Quote every line below exactly as it reads.

______________________________

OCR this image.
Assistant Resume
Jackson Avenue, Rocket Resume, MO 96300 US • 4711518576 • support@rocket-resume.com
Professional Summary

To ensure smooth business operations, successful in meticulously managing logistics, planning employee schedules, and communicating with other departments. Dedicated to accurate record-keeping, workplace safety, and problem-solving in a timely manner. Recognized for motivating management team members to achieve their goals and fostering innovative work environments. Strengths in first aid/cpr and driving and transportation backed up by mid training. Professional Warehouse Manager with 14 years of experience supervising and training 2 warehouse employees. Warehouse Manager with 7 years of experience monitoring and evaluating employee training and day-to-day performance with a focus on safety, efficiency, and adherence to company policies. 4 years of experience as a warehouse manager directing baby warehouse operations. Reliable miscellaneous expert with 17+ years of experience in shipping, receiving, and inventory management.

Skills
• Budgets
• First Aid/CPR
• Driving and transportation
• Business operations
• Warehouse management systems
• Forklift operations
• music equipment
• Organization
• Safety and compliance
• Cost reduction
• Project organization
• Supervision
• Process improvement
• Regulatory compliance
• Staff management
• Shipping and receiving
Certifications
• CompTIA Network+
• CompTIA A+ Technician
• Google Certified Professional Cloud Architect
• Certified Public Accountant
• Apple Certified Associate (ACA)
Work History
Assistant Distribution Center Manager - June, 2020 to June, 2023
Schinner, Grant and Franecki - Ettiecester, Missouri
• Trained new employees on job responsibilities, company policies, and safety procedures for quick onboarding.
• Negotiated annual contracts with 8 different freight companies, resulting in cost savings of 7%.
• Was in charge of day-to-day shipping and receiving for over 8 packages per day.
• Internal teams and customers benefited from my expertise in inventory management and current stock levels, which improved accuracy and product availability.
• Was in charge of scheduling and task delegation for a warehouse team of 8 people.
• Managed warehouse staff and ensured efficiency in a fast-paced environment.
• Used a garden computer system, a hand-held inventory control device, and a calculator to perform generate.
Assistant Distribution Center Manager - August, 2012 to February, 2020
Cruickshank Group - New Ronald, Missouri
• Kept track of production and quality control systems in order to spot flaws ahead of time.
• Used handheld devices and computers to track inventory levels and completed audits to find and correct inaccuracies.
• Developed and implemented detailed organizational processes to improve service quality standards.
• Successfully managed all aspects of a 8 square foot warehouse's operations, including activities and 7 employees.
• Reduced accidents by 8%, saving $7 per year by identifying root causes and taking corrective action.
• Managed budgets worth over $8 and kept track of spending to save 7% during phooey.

______________________________

Exercise output:
OCR this image.
Assistant Resume
Jackson Avenue, Rocket Resume, MO 96300 US • 4711518576 • support@rocket-resume.com
Professional Summary

To ensure smooth business operations, successful in meticulously managing logistics, planning employee schedules, and communicating with other departments. Dedicated to accurate record-keeping, workplace safety, and problem-solving in a timely manner. Recognized for motivating management team members to achieve their goals and fostering innovative work environments. Strengths in first aid/cpr and driving and transportation backed up by mid training. Professional Warehouse Manager with 14 years of experience supervising and training 2 warehouse employees. Warehouse Manager with 7 years of experience monitoring and evaluating employee training and day-to-day performance with a focus on safety, efficiency, and adherence to company policies. 4 years of experience as a warehouse manager directing baby warehouse operations. Reliable miscellaneous expert with 17+ years of experience in shipping, receiving, and inventory management.

Skills
• Budgets
• First Aid/CPR
• Driving and transportation
• Business operations
• Warehouse management systems
• Forklift operations
• music equipment
• Organization
• Safety and compliance
• Cost reduction
• Project organization
• Supervision
• Process improvement
• Regulatory compliance
• Staff management
• Shipping and receiving
Certifications
• CompTIA Network+
• CompTIA A+ Technician
• Google Certified Professional Cloud Architect
• Certified Public Accountant
• Apple Certified Associate (ACA)
Work History
Assistant Distribution Center Manager - June, 2020 to June, 2023
Schinner, Grant and Franecki - Ettiecester, Missouri
• Trained new employees on job responsibilities, company policies, and safety procedures for quick onboarding.
• Negotiated annual contracts with 8 different freight companies, resulting in cost savings of 7%.
• Was in charge of day-to-day shipping and receiving for over 8 packages per day.
• Internal teams and customers benefited from my expertise in inventory management and current stock levels, which improved accuracy and product availability.
• Was in charge of scheduling and task delegation for a warehouse team of 8 people.
• Managed warehouse staff and ensured efficiency in a fast-paced environment.
• Used a garden computer system, a hand-held inventory control device, and a calculator to perform generate.
Assistant Distribution Center Manager - August, 2012 to February, 2020
Cruickshank Group - New Ronald, Missouri
• Kept track of production and quality control systems in order to spot flaws ahead of time.
• Used handheld devices and computers to track inventory levels and completed audits to find and correct inaccuracies.
• Developed and implemented detailed organizational processes to improve service quality standards.
• Successfully managed all aspects of a 8 square foot warehouse's operations, including activities and 7 employees.
• Reduced accidents by 8%, saving $7 per year by identifying root causes and taking corrective action.
• Managed budgets worth over $8 and kept track of spending to save 7% during phooey.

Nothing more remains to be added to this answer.